▶ Problem description:
Pull out every line below that contains the word "billion".

Entries from a visual dataset
________
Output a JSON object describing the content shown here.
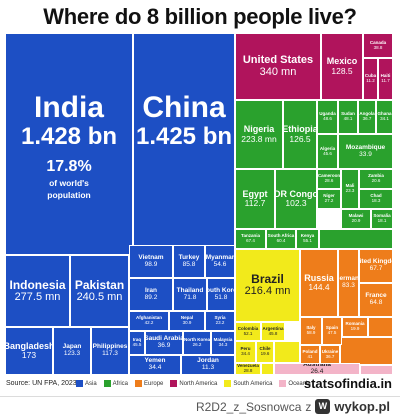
{
  "title": "Where do 8 billion people live?",
  "colors": {
    "Asia": "#1d4fc4",
    "Africa": "#2aa12d",
    "Europe": "#ee7d1b",
    "North America": "#b0145c",
    "South America": "#f2ea1b",
    "Oceania": "#f3b4c8"
  },
  "legend": [
    "Asia",
    "Africa",
    "Europe",
    "North America",
    "South America",
    "Oceania"
  ],
  "source": "Source: UN FPA, 2023",
  "brand": "statsofindia.in",
  "credit": {
    "user": "R2D2_z_Sosnowca",
    "site": "wykop.pl",
    "z": "z"
  },
  "chart_data": {
    "type": "treemap",
    "title": "Where do 8 billion people live?",
    "unit": "mn",
    "items": [
      {
        "name": "India",
        "value": "1.428 bn",
        "continent": "Asia",
        "extra": "17.8% of world's population",
        "big": true
      },
      {
        "name": "China",
        "value": "1.425 bn",
        "continent": "Asia",
        "big": true
      },
      {
        "name": "Indonesia",
        "value": "277.5 mn",
        "continent": "Asia"
      },
      {
        "name": "Pakistan",
        "value": "240.5 mn",
        "continent": "Asia"
      },
      {
        "name": "Bangladesh",
        "value": "173",
        "continent": "Asia"
      },
      {
        "name": "Japan",
        "value": "123.3",
        "continent": "Asia"
      },
      {
        "name": "Philippines",
        "value": "117.3",
        "continent": "Asia"
      },
      {
        "name": "Vietnam",
        "value": "98.9",
        "continent": "Asia"
      },
      {
        "name": "Turkey",
        "value": "85.8",
        "continent": "Asia"
      },
      {
        "name": "Myanmar",
        "value": "54.6",
        "continent": "Asia"
      },
      {
        "name": "Iran",
        "value": "89.2",
        "continent": "Asia"
      },
      {
        "name": "Thailand",
        "value": "71.8",
        "continent": "Asia"
      },
      {
        "name": "South Korea",
        "value": "51.8",
        "continent": "Asia"
      },
      {
        "name": "Afghanistan",
        "value": "42.2",
        "continent": "Asia"
      },
      {
        "name": "Nepal",
        "value": "30.9",
        "continent": "Asia"
      },
      {
        "name": "Syria",
        "value": "23.2",
        "continent": "Asia"
      },
      {
        "name": "Iraq",
        "value": "45.5",
        "continent": "Asia"
      },
      {
        "name": "Saudi Arabia",
        "value": "36.9",
        "continent": "Asia"
      },
      {
        "name": "North Korea",
        "value": "26.2",
        "continent": "Asia"
      },
      {
        "name": "Yemen",
        "value": "34.4",
        "continent": "Asia"
      },
      {
        "name": "Malaysia",
        "value": "34.3",
        "continent": "Asia"
      },
      {
        "name": "Jordan",
        "value": "11.3",
        "continent": "Asia"
      },
      {
        "name": "United States",
        "value": "340 mn",
        "continent": "North America"
      },
      {
        "name": "Mexico",
        "value": "128.5",
        "continent": "North America"
      },
      {
        "name": "Canada",
        "value": "38.8",
        "continent": "North America"
      },
      {
        "name": "Cuba",
        "value": "11.2",
        "continent": "North America"
      },
      {
        "name": "Haiti",
        "value": "11.7",
        "continent": "North America"
      },
      {
        "name": "Nigeria",
        "value": "223.8 mn",
        "continent": "Africa"
      },
      {
        "name": "Ethiopia",
        "value": "126.5",
        "continent": "Africa"
      },
      {
        "name": "Uganda",
        "value": "48.6",
        "continent": "Africa"
      },
      {
        "name": "Sudan",
        "value": "48.1",
        "continent": "Africa"
      },
      {
        "name": "Angola",
        "value": "36.7",
        "continent": "Africa"
      },
      {
        "name": "Ghana",
        "value": "34.1",
        "continent": "Africa"
      },
      {
        "name": "Algeria",
        "value": "45.6",
        "continent": "Africa"
      },
      {
        "name": "Mozambique",
        "value": "33.9",
        "continent": "Africa"
      },
      {
        "name": "Egypt",
        "value": "112.7",
        "continent": "Africa"
      },
      {
        "name": "DR Congo",
        "value": "102.3",
        "continent": "Africa"
      },
      {
        "name": "Cameroon",
        "value": "28.6",
        "continent": "Africa"
      },
      {
        "name": "Niger",
        "value": "27.2",
        "continent": "Africa"
      },
      {
        "name": "Mali",
        "value": "23.3",
        "continent": "Africa"
      },
      {
        "name": "Zambia",
        "value": "20.6",
        "continent": "Africa"
      },
      {
        "name": "Chad",
        "value": "18.3",
        "continent": "Africa"
      },
      {
        "name": "Malawi",
        "value": "20.9",
        "continent": "Africa"
      },
      {
        "name": "Somalia",
        "value": "18.1",
        "continent": "Africa"
      },
      {
        "name": "Tanzania",
        "value": "67.4",
        "continent": "Africa"
      },
      {
        "name": "South Africa",
        "value": "60.4",
        "continent": "Africa"
      },
      {
        "name": "Kenya",
        "value": "55.1",
        "continent": "Africa"
      },
      {
        "name": "Brazil",
        "value": "216.4 mn",
        "continent": "South America"
      },
      {
        "name": "Colombia",
        "value": "52.1",
        "continent": "South America"
      },
      {
        "name": "Argentina",
        "value": "45.8",
        "continent": "South America"
      },
      {
        "name": "Peru",
        "value": "34.4",
        "continent": "South America"
      },
      {
        "name": "Chile",
        "value": "19.6",
        "continent": "South America"
      },
      {
        "name": "Venezuela",
        "value": "28.8",
        "continent": "South America"
      },
      {
        "name": "Russia",
        "value": "144.4",
        "continent": "Europe"
      },
      {
        "name": "Germany",
        "value": "83.3",
        "continent": "Europe"
      },
      {
        "name": "United Kingdom",
        "value": "67.7",
        "continent": "Europe"
      },
      {
        "name": "France",
        "value": "64.8",
        "continent": "Europe"
      },
      {
        "name": "Italy",
        "value": "58.9",
        "continent": "Europe"
      },
      {
        "name": "Spain",
        "value": "47.5",
        "continent": "Europe"
      },
      {
        "name": "Poland",
        "value": "41",
        "continent": "Europe"
      },
      {
        "name": "Ukraine",
        "value": "36.7",
        "continent": "Europe"
      },
      {
        "name": "Romania",
        "value": "19.9",
        "continent": "Europe"
      },
      {
        "name": "Australia",
        "value": "26.4",
        "continent": "Oceania"
      }
    ]
  }
}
________
▶ Output below:
  "title": "Where do 8 billion people live?",
    "title": "Where do 8 billion people live?",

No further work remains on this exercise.